##### SUPPLIED INFORMATION
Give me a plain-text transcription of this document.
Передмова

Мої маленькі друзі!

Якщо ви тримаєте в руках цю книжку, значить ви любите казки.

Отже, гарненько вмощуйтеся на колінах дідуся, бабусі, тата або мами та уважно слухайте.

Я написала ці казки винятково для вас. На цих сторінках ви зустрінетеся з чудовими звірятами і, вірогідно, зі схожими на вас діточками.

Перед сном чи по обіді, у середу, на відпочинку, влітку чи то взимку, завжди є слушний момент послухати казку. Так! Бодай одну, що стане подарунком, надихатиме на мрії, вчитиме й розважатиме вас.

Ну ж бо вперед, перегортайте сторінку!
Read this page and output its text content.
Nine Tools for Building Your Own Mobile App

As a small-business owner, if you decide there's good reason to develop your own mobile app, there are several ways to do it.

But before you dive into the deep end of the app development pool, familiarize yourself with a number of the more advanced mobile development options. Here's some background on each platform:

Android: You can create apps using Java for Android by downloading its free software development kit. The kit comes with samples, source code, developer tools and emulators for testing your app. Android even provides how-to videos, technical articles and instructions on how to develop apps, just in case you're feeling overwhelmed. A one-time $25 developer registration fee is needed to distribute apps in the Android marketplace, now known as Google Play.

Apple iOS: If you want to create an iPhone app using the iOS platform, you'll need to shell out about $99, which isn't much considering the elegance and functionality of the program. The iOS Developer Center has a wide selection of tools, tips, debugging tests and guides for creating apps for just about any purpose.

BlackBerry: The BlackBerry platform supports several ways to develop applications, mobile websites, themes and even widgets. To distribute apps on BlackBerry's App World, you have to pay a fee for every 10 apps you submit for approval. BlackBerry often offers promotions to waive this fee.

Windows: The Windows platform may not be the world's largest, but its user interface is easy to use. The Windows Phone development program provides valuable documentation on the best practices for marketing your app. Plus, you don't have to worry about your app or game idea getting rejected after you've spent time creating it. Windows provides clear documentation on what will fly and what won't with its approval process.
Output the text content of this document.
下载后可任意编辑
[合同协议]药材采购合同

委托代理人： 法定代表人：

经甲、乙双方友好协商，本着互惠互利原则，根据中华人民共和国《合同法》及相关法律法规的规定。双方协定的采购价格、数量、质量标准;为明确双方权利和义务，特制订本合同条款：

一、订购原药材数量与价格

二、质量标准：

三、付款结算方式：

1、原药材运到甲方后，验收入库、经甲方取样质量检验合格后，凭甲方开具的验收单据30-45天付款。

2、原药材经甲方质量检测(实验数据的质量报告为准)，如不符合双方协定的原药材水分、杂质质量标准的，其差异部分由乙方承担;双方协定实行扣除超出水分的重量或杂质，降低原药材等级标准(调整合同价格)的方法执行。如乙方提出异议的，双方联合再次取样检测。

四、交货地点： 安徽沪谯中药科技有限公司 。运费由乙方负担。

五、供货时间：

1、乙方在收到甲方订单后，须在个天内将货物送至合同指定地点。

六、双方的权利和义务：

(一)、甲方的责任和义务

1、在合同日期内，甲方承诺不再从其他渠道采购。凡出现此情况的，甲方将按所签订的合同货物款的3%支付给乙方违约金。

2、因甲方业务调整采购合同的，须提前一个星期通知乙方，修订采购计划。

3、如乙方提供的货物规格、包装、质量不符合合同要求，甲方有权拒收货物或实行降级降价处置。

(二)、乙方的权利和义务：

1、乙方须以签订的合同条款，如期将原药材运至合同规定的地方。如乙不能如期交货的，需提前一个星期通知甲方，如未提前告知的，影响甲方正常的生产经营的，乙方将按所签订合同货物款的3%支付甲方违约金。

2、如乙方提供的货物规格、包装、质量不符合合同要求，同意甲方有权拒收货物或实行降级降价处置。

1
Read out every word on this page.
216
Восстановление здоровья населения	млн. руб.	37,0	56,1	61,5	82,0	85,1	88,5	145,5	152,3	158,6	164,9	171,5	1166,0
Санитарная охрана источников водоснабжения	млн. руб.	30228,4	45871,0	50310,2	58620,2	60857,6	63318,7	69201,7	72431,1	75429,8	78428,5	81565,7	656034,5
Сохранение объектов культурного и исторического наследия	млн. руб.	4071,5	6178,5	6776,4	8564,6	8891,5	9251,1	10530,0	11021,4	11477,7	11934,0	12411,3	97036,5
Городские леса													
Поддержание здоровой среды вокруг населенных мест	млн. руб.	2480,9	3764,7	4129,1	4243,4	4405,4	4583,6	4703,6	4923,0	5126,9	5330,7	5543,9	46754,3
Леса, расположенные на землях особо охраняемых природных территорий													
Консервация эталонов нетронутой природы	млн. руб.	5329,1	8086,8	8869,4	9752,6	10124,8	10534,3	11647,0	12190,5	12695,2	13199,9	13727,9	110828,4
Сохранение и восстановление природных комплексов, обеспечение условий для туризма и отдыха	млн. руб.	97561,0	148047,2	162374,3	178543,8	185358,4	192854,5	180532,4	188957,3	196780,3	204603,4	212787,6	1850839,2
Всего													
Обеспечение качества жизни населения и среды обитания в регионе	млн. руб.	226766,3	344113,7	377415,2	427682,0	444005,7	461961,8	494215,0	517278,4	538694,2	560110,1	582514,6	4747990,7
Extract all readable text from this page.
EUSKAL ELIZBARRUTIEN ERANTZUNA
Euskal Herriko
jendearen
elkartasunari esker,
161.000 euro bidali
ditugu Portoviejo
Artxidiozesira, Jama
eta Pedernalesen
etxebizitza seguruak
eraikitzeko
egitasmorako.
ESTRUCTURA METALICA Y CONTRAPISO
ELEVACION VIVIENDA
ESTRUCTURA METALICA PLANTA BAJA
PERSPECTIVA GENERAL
##########
Write the whole listing out again. Keep every line exactly as it is.

Give me a plain-text transcription of this document.
Передмова

Мої маленькі друзі!

Якщо ви тримаєте в руках цю книжку, значить ви любите казки.

Отже, гарненько вмощуйтеся на колінах дідуся, бабусі, тата або мами та уважно слухайте.

Я написала ці казки винятково для вас. На цих сторінках ви зустрінетеся з чудовими звірятами і, вірогідно, зі схожими на вас діточками.

Перед сном чи по обіді, у середу, на відпочинку, влітку чи то взимку, завжди є слушний момент послухати казку. Так! Бодай одну, що стане подарунком, надихатиме на мрії, вчитиме й розважатиме вас.

Ну ж бо вперед, перегортайте сторінку!
Read this page and output its text content.
Nine Tools for Building Your Own Mobile App

As a small-business owner, if you decide there's good reason to develop your own mobile app, there are several ways to do it.

But before you dive into the deep end of the app development pool, familiarize yourself with a number of the more advanced mobile development options. Here's some background on each platform:

Android: You can create apps using Java for Android by downloading its free software development kit. The kit comes with samples, source code, developer tools and emulators for testing your app. Android even provides how-to videos, technical articles and instructions on how to develop apps, just in case you're feeling overwhelmed. A one-time $25 developer registration fee is needed to distribute apps in the Android marketplace, now known as Google Play.

Apple iOS: If you want to create an iPhone app using the iOS platform, you'll need to shell out about $99, which isn't much considering the elegance and functionality of the program. The iOS Developer Center has a wide selection of tools, tips, debugging tests and guides for creating apps for just about any purpose.

BlackBerry: The BlackBerry platform supports several ways to develop applications, mobile websites, themes and even widgets. To distribute apps on BlackBerry's App World, you have to pay a fee for every 10 apps you submit for approval. BlackBerry often offers promotions to waive this fee.

Windows: The Windows platform may not be the world's largest, but its user interface is easy to use. The Windows Phone development program provides valuable documentation on the best practices for marketing your app. Plus, you don't have to worry about your app or game idea getting rejected after you've spent time creating it. Windows provides clear documentation on what will fly and what won't with its approval process.
Output the text content of this document.
下载后可任意编辑
[合同协议]药材采购合同

委托代理人： 法定代表人：

经甲、乙双方友好协商，本着互惠互利原则，根据中华人民共和国《合同法》及相关法律法规的规定。双方协定的采购价格、数量、质量标准;为明确双方权利和义务，特制订本合同条款：

一、订购原药材数量与价格

二、质量标准：

三、付款结算方式：

1、原药材运到甲方后，验收入库、经甲方取样质量检验合格后，凭甲方开具的验收单据30-45天付款。

2、原药材经甲方质量检测(实验数据的质量报告为准)，如不符合双方协定的原药材水分、杂质质量标准的，其差异部分由乙方承担;双方协定实行扣除超出水分的重量或杂质，降低原药材等级标准(调整合同价格)的方法执行。如乙方提出异议的，双方联合再次取样检测。

四、交货地点： 安徽沪谯中药科技有限公司 。运费由乙方负担。

五、供货时间：

1、乙方在收到甲方订单后，须在个天内将货物送至合同指定地点。

六、双方的权利和义务：

(一)、甲方的责任和义务

1、在合同日期内，甲方承诺不再从其他渠道采购。凡出现此情况的，甲方将按所签订的合同货物款的3%支付给乙方违约金。

2、因甲方业务调整采购合同的，须提前一个星期通知乙方，修订采购计划。

3、如乙方提供的货物规格、包装、质量不符合合同要求，甲方有权拒收货物或实行降级降价处置。

(二)、乙方的权利和义务：

1、乙方须以签订的合同条款，如期将原药材运至合同规定的地方。如乙不能如期交货的，需提前一个星期通知甲方，如未提前告知的，影响甲方正常的生产经营的，乙方将按所签订合同货物款的3%支付甲方违约金。

2、如乙方提供的货物规格、包装、质量不符合合同要求，同意甲方有权拒收货物或实行降级降价处置。

1
Read out every word on this page.
216
Восстановление здоровья населения	млн. руб.	37,0	56,1	61,5	82,0	85,1	88,5	145,5	152,3	158,6	164,9	171,5	1166,0
Санитарная охрана источников водоснабжения	млн. руб.	30228,4	45871,0	50310,2	58620,2	60857,6	63318,7	69201,7	72431,1	75429,8	78428,5	81565,7	656034,5
Сохранение объектов культурного и исторического наследия	млн. руб.	4071,5	6178,5	6776,4	8564,6	8891,5	9251,1	10530,0	11021,4	11477,7	11934,0	12411,3	97036,5
Городские леса													
Поддержание здоровой среды вокруг населенных мест	млн. руб.	2480,9	3764,7	4129,1	4243,4	4405,4	4583,6	4703,6	4923,0	5126,9	5330,7	5543,9	46754,3
Леса, расположенные на землях особо охраняемых природных территорий													
Консервация эталонов нетронутой природы	млн. руб.	5329,1	8086,8	8869,4	9752,6	10124,8	10534,3	11647,0	12190,5	12695,2	13199,9	13727,9	110828,4
Сохранение и восстановление природных комплексов, обеспечение условий для туризма и отдыха	млн. руб.	97561,0	148047,2	162374,3	178543,8	185358,4	192854,5	180532,4	188957,3	196780,3	204603,4	212787,6	1850839,2
Всего													
Обеспечение качества жизни населения и среды обитания в регионе	млн. руб.	226766,3	344113,7	377415,2	427682,0	444005,7	461961,8	494215,0	517278,4	538694,2	560110,1	582514,6	4747990,7
Extract all readable text from this page.
EUSKAL ELIZBARRUTIEN ERANTZUNA
Euskal Herriko
jendearen
elkartasunari esker,
161.000 euro bidali
ditugu Portoviejo
Artxidiozesira, Jama
eta Pedernalesen
etxebizitza seguruak
eraikitzeko
egitasmorako.
ESTRUCTURA METALICA Y CONTRAPISO
ELEVACION VIVIENDA
ESTRUCTURA METALICA PLANTA BAJA
PERSPECTIVA GENERAL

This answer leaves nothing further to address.